** Work instructions **
Look through the listing for the word "Advanced". Copy each line that has it.

(Stored data)
_ _ _
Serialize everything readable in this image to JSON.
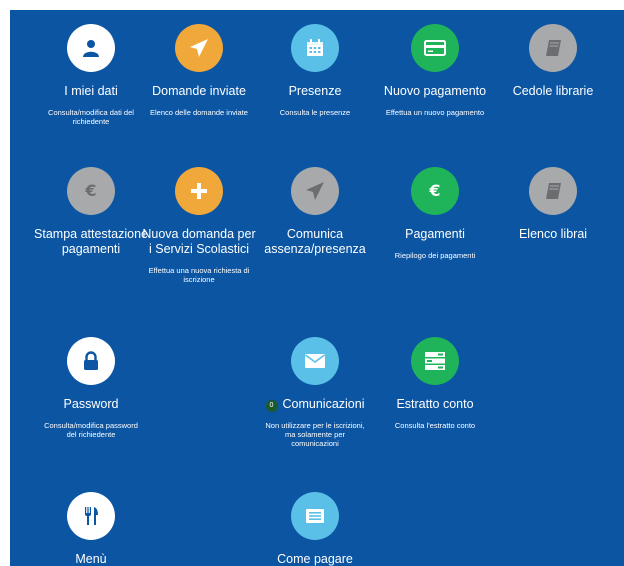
{
  "colors": {
    "panel_bg": "#0b55a3",
    "white": "#ffffff",
    "orange": "#f0a83a",
    "light_blue": "#5bc0e8",
    "green": "#1fb45a",
    "gray": "#a7a9ab"
  },
  "tiles": [
    {
      "title": "I miei dati",
      "desc": "Consulta/modifica dati del richiedente",
      "icon": "user-icon",
      "color": "white"
    },
    {
      "title": "Domande inviate",
      "desc": "Elenco delle domande inviate",
      "icon": "paper-plane-icon",
      "color": "orange"
    },
    {
      "title": "Presenze",
      "desc": "Consulta le presenze",
      "icon": "calendar-icon",
      "color": "light_blue"
    },
    {
      "title": "Nuovo pagamento",
      "desc": "Effettua un nuovo pagamento",
      "icon": "credit-card-icon",
      "color": "green"
    },
    {
      "title": "Cedole librarie",
      "desc": "",
      "icon": "book-icon",
      "color": "gray"
    },
    {
      "title": "Stampa attestazione pagamenti",
      "desc": "",
      "icon": "euro-icon",
      "color": "gray"
    },
    {
      "title": "Nuova domanda per i Servizi Scolastici",
      "desc": "Effettua una nuova richiesta di iscrizione",
      "icon": "plus-icon",
      "color": "orange"
    },
    {
      "title": "Comunica assenza/presenza",
      "desc": "",
      "icon": "paper-plane-icon",
      "color": "gray"
    },
    {
      "title": "Pagamenti",
      "desc": "Riepilogo dei pagamenti",
      "icon": "euro-icon",
      "color": "green"
    },
    {
      "title": "Elenco librai",
      "desc": "",
      "icon": "book-icon",
      "color": "gray"
    },
    {
      "title": "Password",
      "desc": "Consulta/modifica password del richiedente",
      "icon": "lock-icon",
      "color": "white"
    },
    {
      "title": "Comunicazioni",
      "badge": "0",
      "desc": "Non utilizzare per le iscrizioni, ma solamente per comunicazioni",
      "icon": "envelope-icon",
      "color": "light_blue"
    },
    {
      "title": "Estratto conto",
      "desc": "Consulta l'estratto conto",
      "icon": "list-icon",
      "color": "green"
    },
    {
      "title": "Menù",
      "desc": "",
      "icon": "cutlery-icon",
      "color": "white"
    },
    {
      "title": "Come pagare",
      "desc": "",
      "icon": "document-icon",
      "color": "light_blue"
    }
  ]
}
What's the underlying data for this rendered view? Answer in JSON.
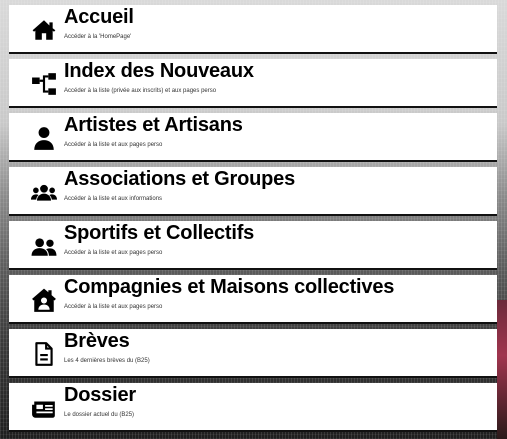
{
  "menu": {
    "items": [
      {
        "title": "Accueil",
        "desc": "Accéder à la 'HomePage'",
        "icon": "home-icon"
      },
      {
        "title": "Index des Nouveaux",
        "desc": "Accéder à la liste (privée aux inscrits) et aux pages perso",
        "icon": "sitemap-icon"
      },
      {
        "title": "Artistes et Artisans",
        "desc": "Accéder à la liste et aux pages perso",
        "icon": "user-icon"
      },
      {
        "title": "Associations et Groupes",
        "desc": "Accéder à la liste et aux informations",
        "icon": "users-group-icon"
      },
      {
        "title": "Sportifs et Collectifs",
        "desc": "Accéder à la liste et aux pages perso",
        "icon": "user-friends-icon"
      },
      {
        "title": "Compagnies et Maisons collectives",
        "desc": "Accéder à la liste et aux pages perso",
        "icon": "house-user-icon"
      },
      {
        "title": "Brèves",
        "desc": "Les 4 dernières brèves du (B25)",
        "icon": "file-text-icon"
      },
      {
        "title": "Dossier",
        "desc": "Le dossier actuel du (B25)",
        "icon": "newspaper-icon"
      }
    ]
  }
}
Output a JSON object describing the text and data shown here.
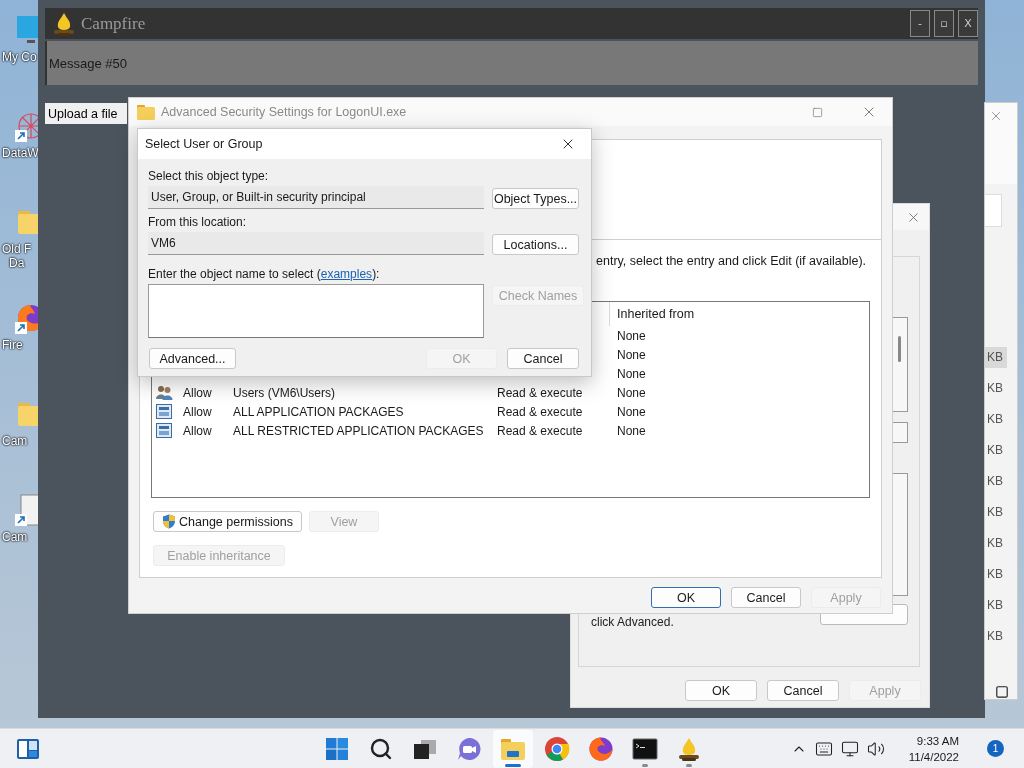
{
  "desktop": {
    "icons": [
      {
        "kind": "monitor",
        "shortcut": false,
        "lines": [
          "My Co"
        ]
      },
      {
        "kind": "web",
        "shortcut": true,
        "lines": [
          "DataW"
        ]
      },
      {
        "kind": "folder",
        "shortcut": false,
        "lines": [
          "Old F",
          "Da"
        ]
      },
      {
        "kind": "firefox",
        "shortcut": true,
        "lines": [
          "Fire"
        ]
      },
      {
        "kind": "folder",
        "shortcut": false,
        "lines": [
          "Cam"
        ]
      },
      {
        "kind": "file",
        "shortcut": true,
        "lines": [
          "Cam"
        ]
      }
    ]
  },
  "campfire": {
    "title": "Campfire",
    "controls": [
      "-",
      "▫",
      "X"
    ],
    "message": "Message #50",
    "upload_button": "Upload a file"
  },
  "right_window": {
    "rows": [
      {
        "size": "KB",
        "selected": true
      },
      {
        "size": "KB",
        "selected": false
      },
      {
        "size": "KB",
        "selected": false
      },
      {
        "size": "KB",
        "selected": false
      },
      {
        "size": "KB",
        "selected": false
      },
      {
        "size": "KB",
        "selected": false
      },
      {
        "size": "KB",
        "selected": false
      },
      {
        "size": "KB",
        "selected": false
      },
      {
        "size": "KB",
        "selected": false
      },
      {
        "size": "KB",
        "selected": false
      }
    ]
  },
  "properties_window": {
    "text": "click Advanced.",
    "footer": [
      {
        "label": "OK",
        "disabled": false
      },
      {
        "label": "Cancel",
        "disabled": false
      },
      {
        "label": "Apply",
        "disabled": true
      }
    ]
  },
  "security_window": {
    "title": "Advanced Security Settings for LogonUI.exe",
    "active": false,
    "instruction": "entry, select the entry and click Edit (if available).",
    "table": {
      "header": "Inherited from",
      "rows": [
        {
          "inherited": "None"
        },
        {
          "inherited": "None"
        },
        {
          "inherited": "None"
        },
        {
          "kind": "group",
          "type": "Allow",
          "principal": "Users (VM6\\Users)",
          "access": "Read & execute",
          "inherited": "None"
        },
        {
          "kind": "package",
          "type": "Allow",
          "principal": "ALL APPLICATION PACKAGES",
          "access": "Read & execute",
          "inherited": "None"
        },
        {
          "kind": "package",
          "type": "Allow",
          "principal": "ALL RESTRICTED APPLICATION PACKAGES",
          "access": "Read & execute",
          "inherited": "None"
        }
      ]
    },
    "buttons": [
      {
        "label": "Change permissions",
        "shield": true,
        "disabled": false
      },
      {
        "label": "View",
        "shield": false,
        "disabled": true
      }
    ],
    "inheritance_button": {
      "label": "Enable inheritance",
      "disabled": true
    },
    "footer": [
      {
        "label": "OK",
        "default": true,
        "disabled": false
      },
      {
        "label": "Cancel",
        "default": false,
        "disabled": false
      },
      {
        "label": "Apply",
        "default": false,
        "disabled": true
      }
    ]
  },
  "select_dialog": {
    "title": "Select User or Group",
    "object_type": {
      "label": "Select this object type:",
      "value": "User, Group, or Built-in security principal",
      "button": "Object Types..."
    },
    "location": {
      "label": "From this location:",
      "value": "VM6",
      "button": "Locations..."
    },
    "name_entry": {
      "prompt_before": "Enter the object name to select (",
      "link": "examples",
      "prompt_after": "):"
    },
    "check_names": {
      "label": "Check Names",
      "disabled": true
    },
    "advanced_button": "Advanced...",
    "ok": {
      "label": "OK",
      "disabled": true
    },
    "cancel": {
      "label": "Cancel",
      "disabled": false
    }
  },
  "taskbar": {
    "apps": [
      {
        "kind": "start",
        "active": false,
        "running": false
      },
      {
        "kind": "search",
        "active": false,
        "running": false
      },
      {
        "kind": "taskview",
        "active": false,
        "running": false
      },
      {
        "kind": "chat",
        "active": false,
        "running": false
      },
      {
        "kind": "explorer",
        "active": true,
        "running": true
      },
      {
        "kind": "chrome",
        "active": false,
        "running": false
      },
      {
        "kind": "firefox",
        "active": false,
        "running": false
      },
      {
        "kind": "terminal",
        "active": false,
        "running": true
      },
      {
        "kind": "campfire",
        "active": false,
        "running": true
      }
    ],
    "clock": {
      "time": "9:33 AM",
      "date": "11/4/2022"
    },
    "notifications": "1"
  }
}
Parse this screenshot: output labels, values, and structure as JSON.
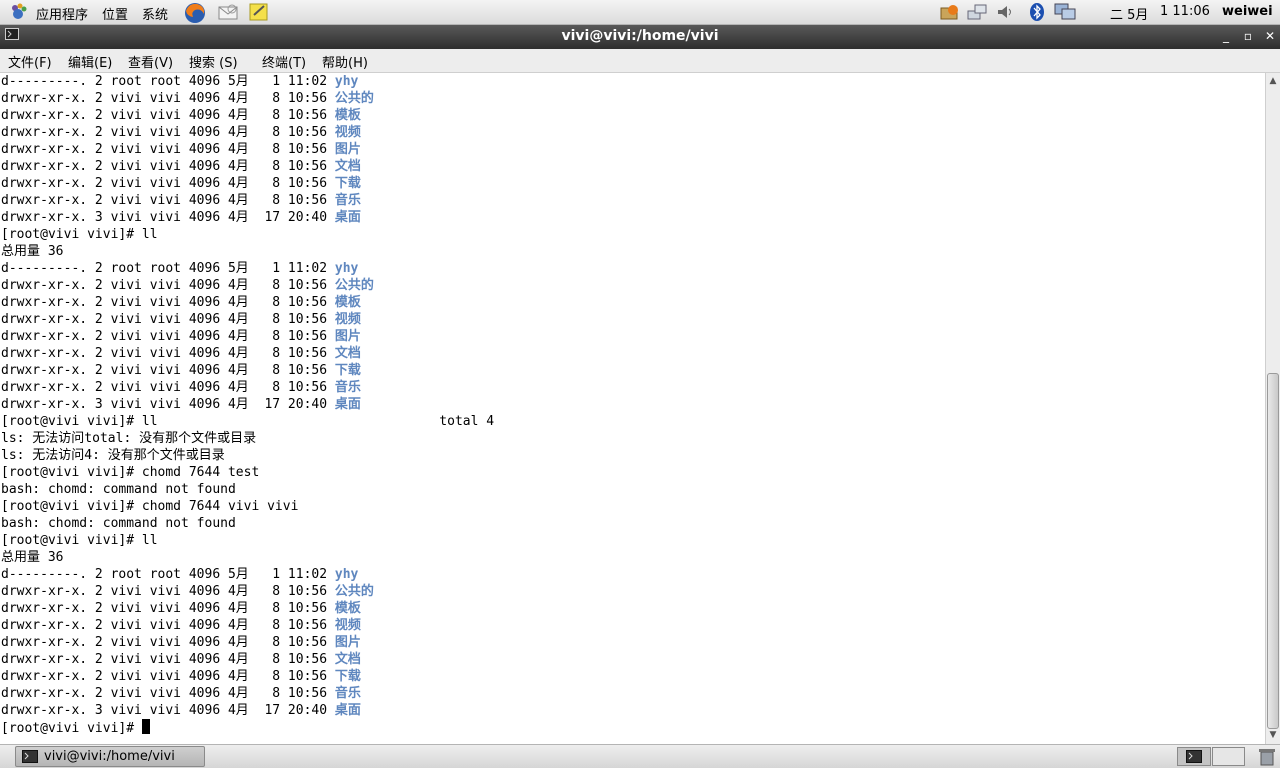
{
  "top_panel": {
    "menus": [
      "应用程序",
      "位置",
      "系统"
    ],
    "date": "二 5月",
    "time": "1 11:06",
    "user": "weiwei"
  },
  "window": {
    "title": "vivi@vivi:/home/vivi",
    "menu": [
      "文件(F)",
      "编辑(E)",
      "查看(V)",
      "搜索 (S)",
      "终端(T)",
      "帮助(H)"
    ]
  },
  "terminal": {
    "lines": [
      {
        "text": "d---------. 2 root root 4096 5月   1 11:02 ",
        "dir": "yhy"
      },
      {
        "text": "drwxr-xr-x. 2 vivi vivi 4096 4月   8 10:56 ",
        "dir": "公共的"
      },
      {
        "text": "drwxr-xr-x. 2 vivi vivi 4096 4月   8 10:56 ",
        "dir": "模板"
      },
      {
        "text": "drwxr-xr-x. 2 vivi vivi 4096 4月   8 10:56 ",
        "dir": "视频"
      },
      {
        "text": "drwxr-xr-x. 2 vivi vivi 4096 4月   8 10:56 ",
        "dir": "图片"
      },
      {
        "text": "drwxr-xr-x. 2 vivi vivi 4096 4月   8 10:56 ",
        "dir": "文档"
      },
      {
        "text": "drwxr-xr-x. 2 vivi vivi 4096 4月   8 10:56 ",
        "dir": "下载"
      },
      {
        "text": "drwxr-xr-x. 2 vivi vivi 4096 4月   8 10:56 ",
        "dir": "音乐"
      },
      {
        "text": "drwxr-xr-x. 3 vivi vivi 4096 4月  17 20:40 ",
        "dir": "桌面"
      },
      {
        "text": "[root@vivi vivi]# ll"
      },
      {
        "text": "总用量 36"
      },
      {
        "text": "d---------. 2 root root 4096 5月   1 11:02 ",
        "dir": "yhy"
      },
      {
        "text": "drwxr-xr-x. 2 vivi vivi 4096 4月   8 10:56 ",
        "dir": "公共的"
      },
      {
        "text": "drwxr-xr-x. 2 vivi vivi 4096 4月   8 10:56 ",
        "dir": "模板"
      },
      {
        "text": "drwxr-xr-x. 2 vivi vivi 4096 4月   8 10:56 ",
        "dir": "视频"
      },
      {
        "text": "drwxr-xr-x. 2 vivi vivi 4096 4月   8 10:56 ",
        "dir": "图片"
      },
      {
        "text": "drwxr-xr-x. 2 vivi vivi 4096 4月   8 10:56 ",
        "dir": "文档"
      },
      {
        "text": "drwxr-xr-x. 2 vivi vivi 4096 4月   8 10:56 ",
        "dir": "下载"
      },
      {
        "text": "drwxr-xr-x. 2 vivi vivi 4096 4月   8 10:56 ",
        "dir": "音乐"
      },
      {
        "text": "drwxr-xr-x. 3 vivi vivi 4096 4月  17 20:40 ",
        "dir": "桌面"
      },
      {
        "text": "[root@vivi vivi]# ll                                    total 4"
      },
      {
        "text": "ls: 无法访问total: 没有那个文件或目录"
      },
      {
        "text": "ls: 无法访问4: 没有那个文件或目录"
      },
      {
        "text": "[root@vivi vivi]# chomd 7644 test"
      },
      {
        "text": "bash: chomd: command not found"
      },
      {
        "text": "[root@vivi vivi]# chomd 7644 vivi vivi"
      },
      {
        "text": "bash: chomd: command not found"
      },
      {
        "text": "[root@vivi vivi]# ll"
      },
      {
        "text": "总用量 36"
      },
      {
        "text": "d---------. 2 root root 4096 5月   1 11:02 ",
        "dir": "yhy"
      },
      {
        "text": "drwxr-xr-x. 2 vivi vivi 4096 4月   8 10:56 ",
        "dir": "公共的"
      },
      {
        "text": "drwxr-xr-x. 2 vivi vivi 4096 4月   8 10:56 ",
        "dir": "模板"
      },
      {
        "text": "drwxr-xr-x. 2 vivi vivi 4096 4月   8 10:56 ",
        "dir": "视频"
      },
      {
        "text": "drwxr-xr-x. 2 vivi vivi 4096 4月   8 10:56 ",
        "dir": "图片"
      },
      {
        "text": "drwxr-xr-x. 2 vivi vivi 4096 4月   8 10:56 ",
        "dir": "文档"
      },
      {
        "text": "drwxr-xr-x. 2 vivi vivi 4096 4月   8 10:56 ",
        "dir": "下载"
      },
      {
        "text": "drwxr-xr-x. 2 vivi vivi 4096 4月   8 10:56 ",
        "dir": "音乐"
      },
      {
        "text": "drwxr-xr-x. 3 vivi vivi 4096 4月  17 20:40 ",
        "dir": "桌面"
      },
      {
        "text": "[root@vivi vivi]# ",
        "cursor": true
      }
    ]
  },
  "taskbar": {
    "task_label": "vivi@vivi:/home/vivi"
  },
  "colors": {
    "directory": "#5f87bf",
    "titlebar": "#3a3a3a"
  }
}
_ _ _
** Solution for this task **
    "text": "click Advanced.",
    "title": "Advanced Security Settings for LogonUI.exe",
    "advanced_button": "Advanced...",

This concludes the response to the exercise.